> Objective: Extract the text of every entry below exactly; leave images out.

> Exercise material:
════
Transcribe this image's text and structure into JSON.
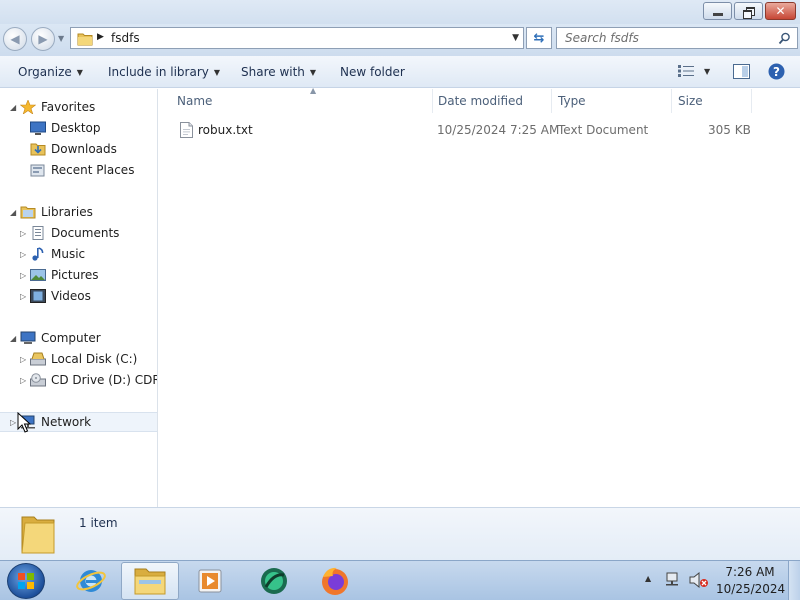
{
  "window": {
    "controls": {
      "minimize_icon": "minimize-icon",
      "maximize_icon": "restore-icon",
      "close_icon": "close-icon"
    }
  },
  "address_bar": {
    "path": "fsdfs",
    "search_placeholder": "Search fsdfs"
  },
  "toolbar": {
    "organize": "Organize",
    "include_in_library": "Include in library",
    "share_with": "Share with",
    "new_folder": "New folder"
  },
  "nav_pane": {
    "favorites": {
      "label": "Favorites",
      "items": [
        {
          "label": "Desktop",
          "icon": "desktop-icon"
        },
        {
          "label": "Downloads",
          "icon": "downloads-icon"
        },
        {
          "label": "Recent Places",
          "icon": "recent-places-icon"
        }
      ]
    },
    "libraries": {
      "label": "Libraries",
      "items": [
        {
          "label": "Documents",
          "icon": "documents-icon"
        },
        {
          "label": "Music",
          "icon": "music-icon"
        },
        {
          "label": "Pictures",
          "icon": "pictures-icon"
        },
        {
          "label": "Videos",
          "icon": "videos-icon"
        }
      ]
    },
    "computer": {
      "label": "Computer",
      "items": [
        {
          "label": "Local Disk (C:)",
          "icon": "hard-disk-icon"
        },
        {
          "label": "CD Drive (D:) CDROM",
          "icon": "cd-drive-icon"
        }
      ]
    },
    "network": {
      "label": "Network",
      "icon": "network-icon"
    }
  },
  "file_list": {
    "columns": [
      "Name",
      "Date modified",
      "Type",
      "Size"
    ],
    "rows": [
      {
        "name": "robux.txt",
        "date_modified": "10/25/2024 7:25 AM",
        "type": "Text Document",
        "size": "305 KB"
      }
    ]
  },
  "details_pane": {
    "item_count": "1 item"
  },
  "taskbar": {
    "apps": [
      "internet-explorer-icon",
      "windows-explorer-icon",
      "windows-media-player-icon",
      "app-icon",
      "firefox-icon"
    ],
    "clock_time": "7:26 AM",
    "clock_date": "10/25/2024"
  },
  "colors": {
    "accent": "#2f6fb8",
    "toolbar_text": "#1e3050",
    "header_text": "#4c607a"
  }
}
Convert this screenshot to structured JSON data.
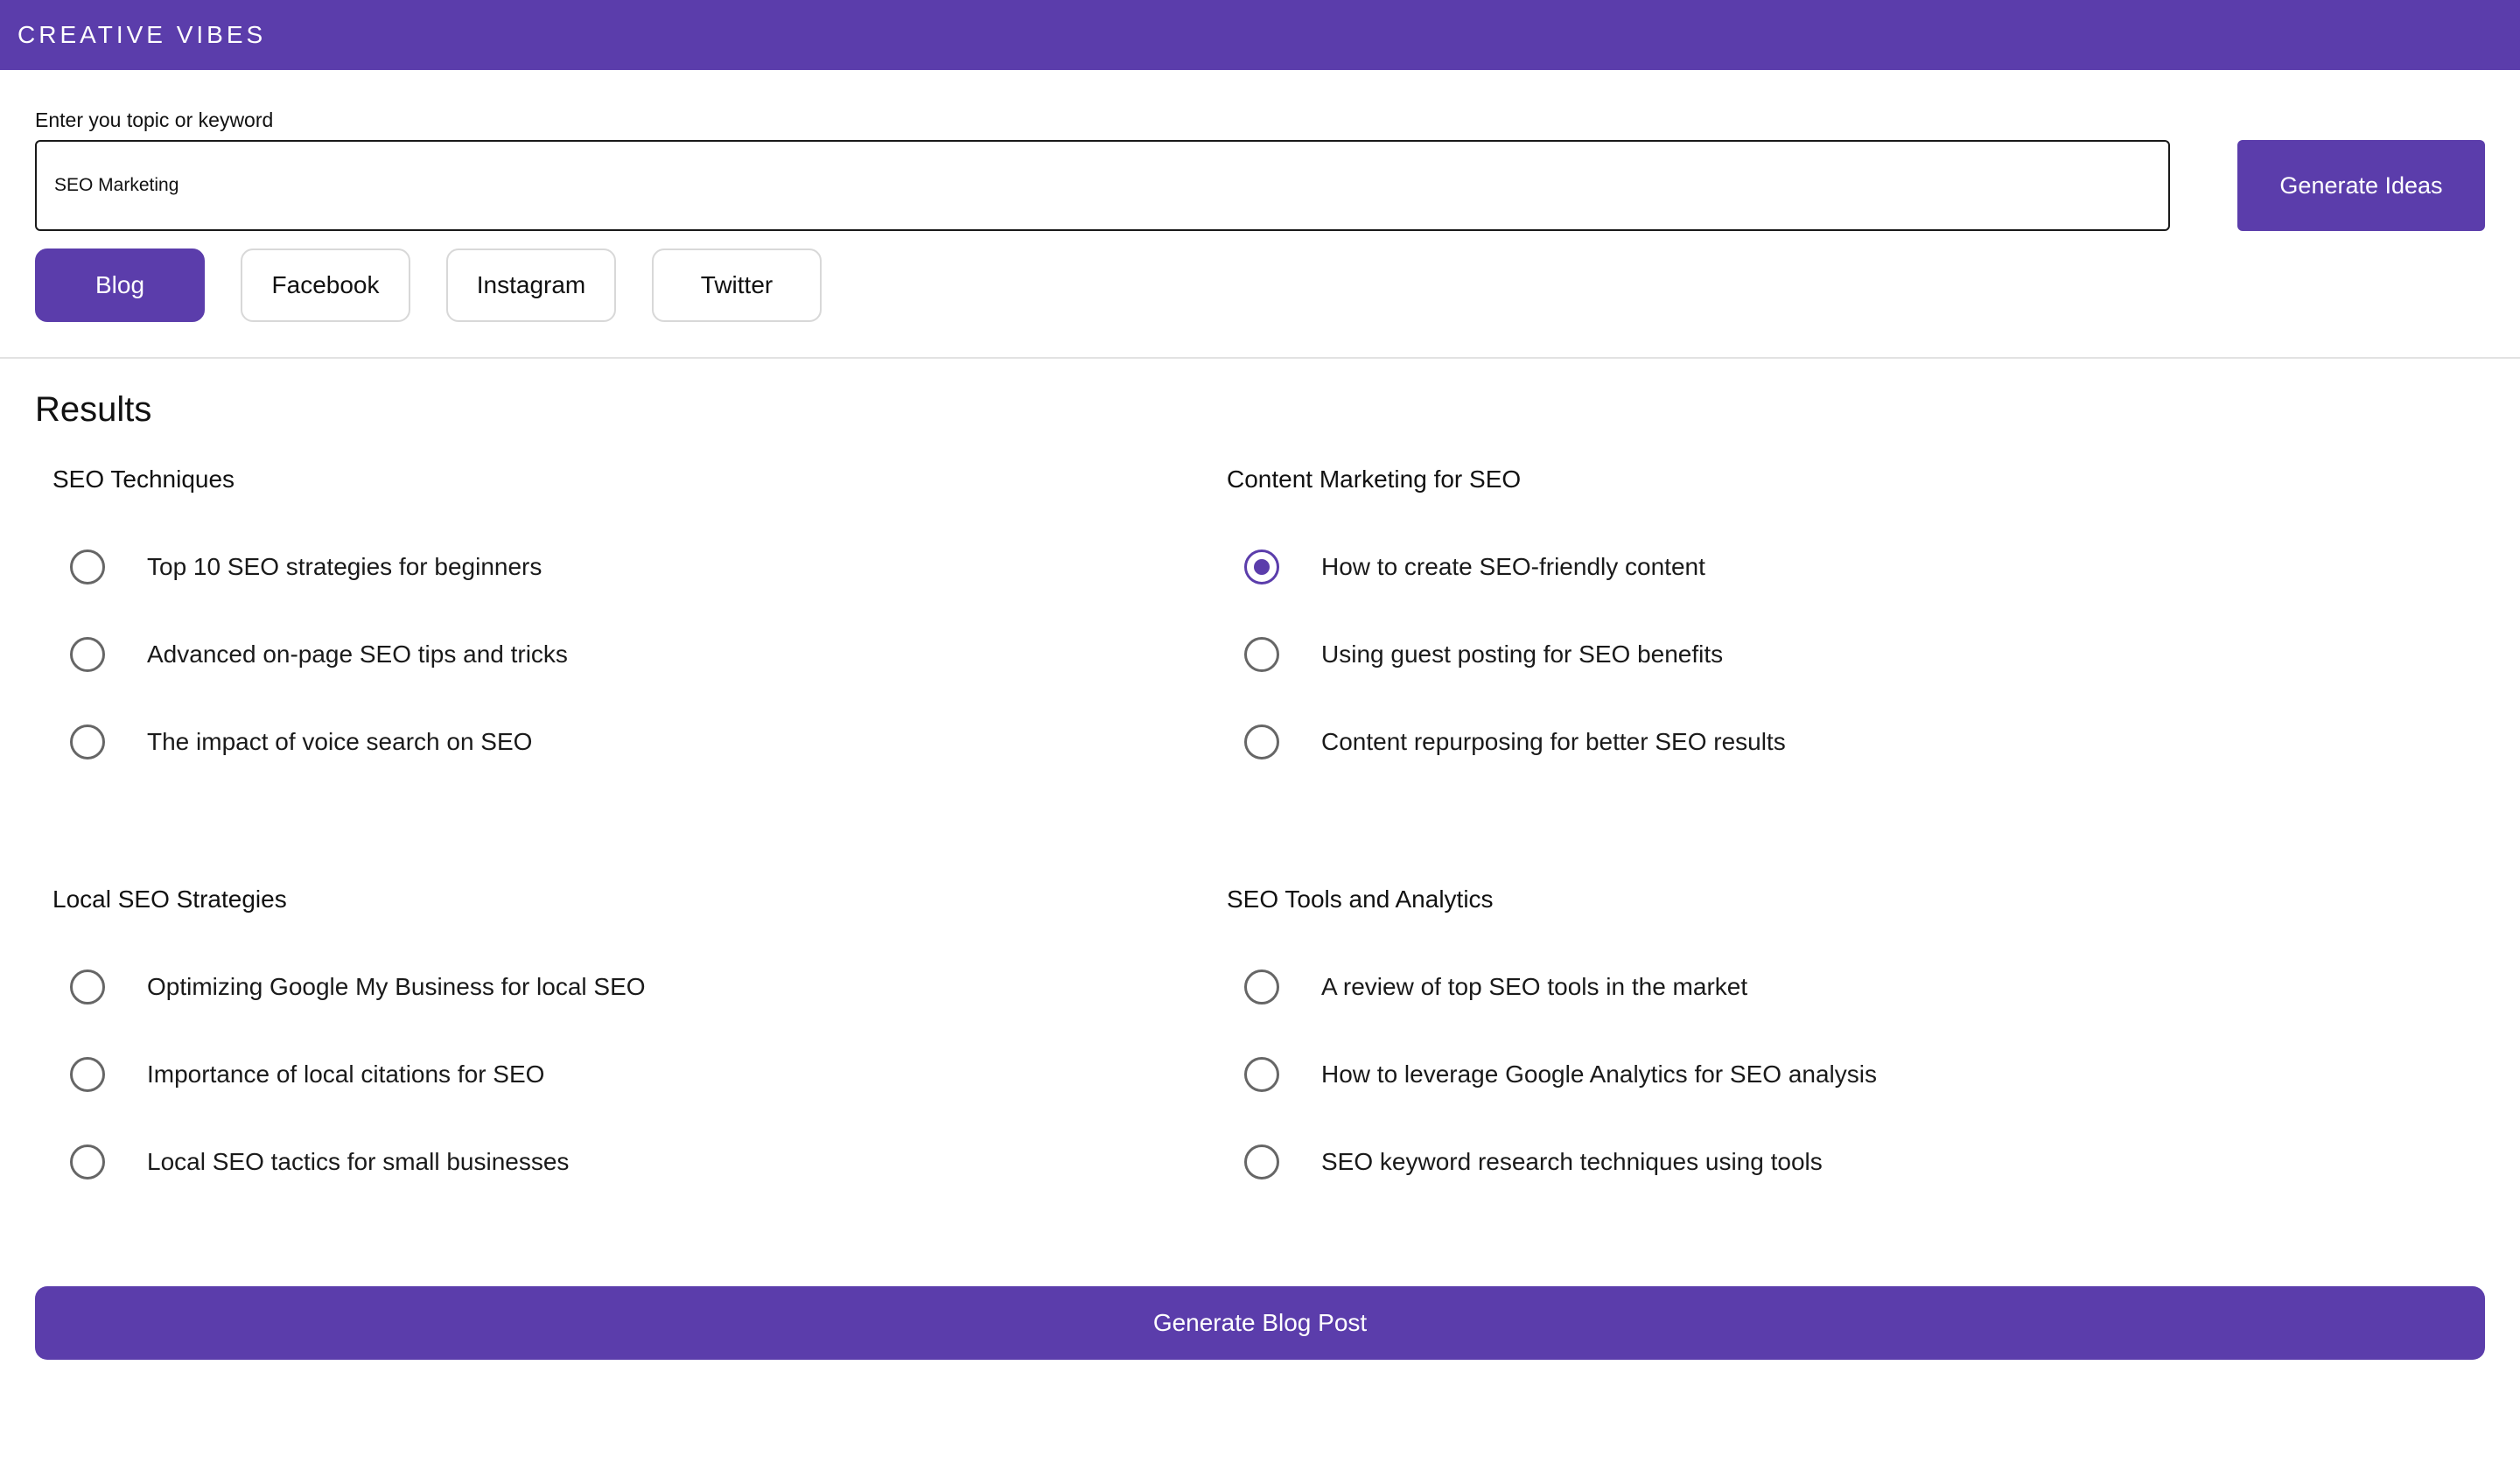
{
  "header": {
    "brand": "CREATIVE VIBES"
  },
  "search": {
    "label": "Enter you topic or keyword",
    "value": "SEO Marketing",
    "generate_label": "Generate Ideas"
  },
  "platform_tabs": [
    {
      "label": "Blog",
      "active": true
    },
    {
      "label": "Facebook",
      "active": false
    },
    {
      "label": "Instagram",
      "active": false
    },
    {
      "label": "Twitter",
      "active": false
    }
  ],
  "results": {
    "title": "Results",
    "groups": [
      {
        "title": "SEO Techniques",
        "options": [
          {
            "label": "Top 10 SEO strategies for beginners",
            "checked": false
          },
          {
            "label": "Advanced on-page SEO tips and tricks",
            "checked": false
          },
          {
            "label": "The impact of voice search on SEO",
            "checked": false
          }
        ]
      },
      {
        "title": "Content Marketing for SEO",
        "options": [
          {
            "label": "How to create SEO-friendly content",
            "checked": true
          },
          {
            "label": "Using guest posting for SEO benefits",
            "checked": false
          },
          {
            "label": "Content repurposing for better SEO results",
            "checked": false
          }
        ]
      },
      {
        "title": "Local SEO Strategies",
        "options": [
          {
            "label": "Optimizing Google My Business for local SEO",
            "checked": false
          },
          {
            "label": "Importance of local citations for SEO",
            "checked": false
          },
          {
            "label": "Local SEO tactics for small businesses",
            "checked": false
          }
        ]
      },
      {
        "title": "SEO Tools and Analytics",
        "options": [
          {
            "label": "A review of top SEO tools in the market",
            "checked": false
          },
          {
            "label": "How to leverage Google Analytics for SEO analysis",
            "checked": false
          },
          {
            "label": "SEO keyword research techniques using tools",
            "checked": false
          }
        ]
      }
    ]
  },
  "footer": {
    "generate_post_label": "Generate Blog Post"
  },
  "colors": {
    "accent": "#5b3dab"
  }
}
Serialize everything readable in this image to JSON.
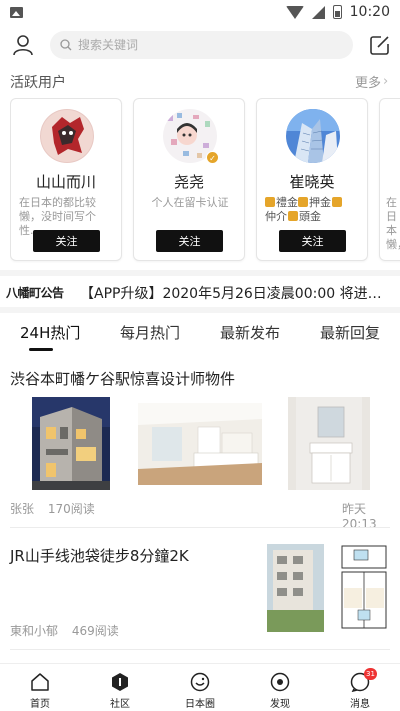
{
  "status_bar": {
    "time": "10:20"
  },
  "search": {
    "placeholder": "搜索关键词"
  },
  "active_users": {
    "title": "活跃用户",
    "more_label": "更多",
    "follow_label": "关注",
    "users": [
      {
        "name": "山山而川",
        "desc": "在日本的都比较懒，没时间写个性..."
      },
      {
        "name": "尧尧",
        "desc": "个人在留卡认证"
      },
      {
        "name": "崔晓英",
        "tags": [
          "禮金",
          "押金",
          "仲介",
          "頭金"
        ]
      },
      {
        "name": "",
        "desc": "在日本懒，"
      }
    ]
  },
  "notice": {
    "logo": "八幡町公告",
    "text": "【APP升级】2020年5月26日凌晨00:00 将进行..."
  },
  "tabs": [
    "24H热门",
    "每月热门",
    "最新发布",
    "最新回复"
  ],
  "posts": [
    {
      "title": "渋谷本町幡ケ谷駅惊喜设计师物件",
      "author": "张张",
      "reads": "170阅读",
      "time": "昨天20:13"
    },
    {
      "title": "JR山手线池袋徒步8分鐘2K",
      "author": "東和小郁",
      "reads": "469阅读"
    }
  ],
  "bottom_nav": [
    {
      "label": "首页",
      "icon": "home-icon"
    },
    {
      "label": "社区",
      "icon": "community-icon"
    },
    {
      "label": "日本圈",
      "icon": "japan-circle-icon"
    },
    {
      "label": "发现",
      "icon": "discover-icon"
    },
    {
      "label": "消息",
      "icon": "message-icon",
      "badge": "31"
    }
  ],
  "colors": {
    "accent": "#111111",
    "badge": "#e33333",
    "gold": "#e5a52a"
  }
}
════
> Solved problem:
Transcribe this image's text and structure into JSON.
{
  "window": {
    "controls": {
      "minimize_icon": "minimize-icon",
      "maximize_icon": "restore-icon",
      "close_icon": "close-icon"
    }
  },
  "address_bar": {
    "path": "fsdfs",
    "search_placeholder": "Search fsdfs"
  },
  "toolbar": {
    "organize": "Organize",
    "include_in_library": "Include in library",
    "share_with": "Share with",
    "new_folder": "New folder"
  },
  "nav_pane": {
    "favorites": {
      "label": "Favorites",
      "items": [
        {
          "label": "Desktop",
          "icon": "desktop-icon"
        },
        {
          "label": "Downloads",
          "icon": "downloads-icon"
        },
        {
          "label": "Recent Places",
          "icon": "recent-places-icon"
        }
      ]
    },
    "libraries": {
      "label": "Libraries",
      "items": [
        {
          "label": "Documents",
          "icon": "documents-icon"
        },
        {
          "label": "Music",
          "icon": "music-icon"
        },
        {
          "label": "Pictures",
          "icon": "pictures-icon"
        },
        {
          "label": "Videos",
          "icon": "videos-icon"
        }
      ]
    },
    "computer": {
      "label": "Computer",
      "items": [
        {
          "label": "Local Disk (C:)",
          "icon": "hard-disk-icon"
        },
        {
          "label": "CD Drive (D:) CDROM",
          "icon": "cd-drive-icon"
        }
      ]
    },
    "network": {
      "label": "Network",
      "icon": "network-icon"
    }
  },
  "file_list": {
    "columns": [
      "Name",
      "Date modified",
      "Type",
      "Size"
    ],
    "rows": [
      {
        "name": "robux.txt",
        "date_modified": "10/25/2024 7:25 AM",
        "type": "Text Document",
        "size": "305 KB"
      }
    ]
  },
  "details_pane": {
    "item_count": "1 item"
  },
  "taskbar": {
    "apps": [
      "internet-explorer-icon",
      "windows-explorer-icon",
      "windows-media-player-icon",
      "app-icon",
      "firefox-icon"
    ],
    "clock_time": "7:26 AM",
    "clock_date": "10/25/2024"
  },
  "colors": {
    "accent": "#2f6fb8",
    "toolbar_text": "#1e3050",
    "header_text": "#4c607a"
  }
}
Convert this screenshot to structured JSON data.
{
  "header": {
    "brand": "CREATIVE VIBES"
  },
  "search": {
    "label": "Enter you topic or keyword",
    "value": "SEO Marketing",
    "generate_label": "Generate Ideas"
  },
  "platform_tabs": [
    {
      "label": "Blog",
      "active": true
    },
    {
      "label": "Facebook",
      "active": false
    },
    {
      "label": "Instagram",
      "active": false
    },
    {
      "label": "Twitter",
      "active": false
    }
  ],
  "results": {
    "title": "Results",
    "groups": [
      {
        "title": "SEO Techniques",
        "options": [
          {
            "label": "Top 10 SEO strategies for beginners",
            "checked": false
          },
          {
            "label": "Advanced on-page SEO tips and tricks",
            "checked": false
          },
          {
            "label": "The impact of voice search on SEO",
            "checked": false
          }
        ]
      },
      {
        "title": "Content Marketing for SEO",
        "options": [
          {
            "label": "How to create SEO-friendly content",
            "checked": true
          },
          {
            "label": "Using guest posting for SEO benefits",
            "checked": false
          },
          {
            "label": "Content repurposing for better SEO results",
            "checked": false
          }
        ]
      },
      {
        "title": "Local SEO Strategies",
        "options": [
          {
            "label": "Optimizing Google My Business for local SEO",
            "checked": false
          },
          {
            "label": "Importance of local citations for SEO",
            "checked": false
          },
          {
            "label": "Local SEO tactics for small businesses",
            "checked": false
          }
        ]
      },
      {
        "title": "SEO Tools and Analytics",
        "options": [
          {
            "label": "A review of top SEO tools in the market",
            "checked": false
          },
          {
            "label": "How to leverage Google Analytics for SEO analysis",
            "checked": false
          },
          {
            "label": "SEO keyword research techniques using tools",
            "checked": false
          }
        ]
      }
    ]
  },
  "footer": {
    "generate_post_label": "Generate Blog Post"
  },
  "colors": {
    "accent": "#5b3dab"
  }
}
Serialize everything readable in this image to JSON.
{
  "status_bar": {
    "time": "10:20"
  },
  "search": {
    "placeholder": "搜索关键词"
  },
  "active_users": {
    "title": "活跃用户",
    "more_label": "更多",
    "follow_label": "关注",
    "users": [
      {
        "name": "山山而川",
        "desc": "在日本的都比较懒，没时间写个性..."
      },
      {
        "name": "尧尧",
        "desc": "个人在留卡认证"
      },
      {
        "name": "崔晓英",
        "tags": [
          "禮金",
          "押金",
          "仲介",
          "頭金"
        ]
      },
      {
        "name": "",
        "desc": "在日本懒，"
      }
    ]
  },
  "notice": {
    "logo": "八幡町公告",
    "text": "【APP升级】2020年5月26日凌晨00:00 将进行..."
  },
  "tabs": [
    "24H热门",
    "每月热门",
    "最新发布",
    "最新回复"
  ],
  "posts": [
    {
      "title": "渋谷本町幡ケ谷駅惊喜设计师物件",
      "author": "张张",
      "reads": "170阅读",
      "time": "昨天20:13"
    },
    {
      "title": "JR山手线池袋徒步8分鐘2K",
      "author": "東和小郁",
      "reads": "469阅读"
    }
  ],
  "bottom_nav": [
    {
      "label": "首页",
      "icon": "home-icon"
    },
    {
      "label": "社区",
      "icon": "community-icon"
    },
    {
      "label": "日本圈",
      "icon": "japan-circle-icon"
    },
    {
      "label": "发现",
      "icon": "discover-icon"
    },
    {
      "label": "消息",
      "icon": "message-icon",
      "badge": "31"
    }
  ],
  "colors": {
    "accent": "#111111",
    "badge": "#e33333",
    "gold": "#e5a52a"
  }
}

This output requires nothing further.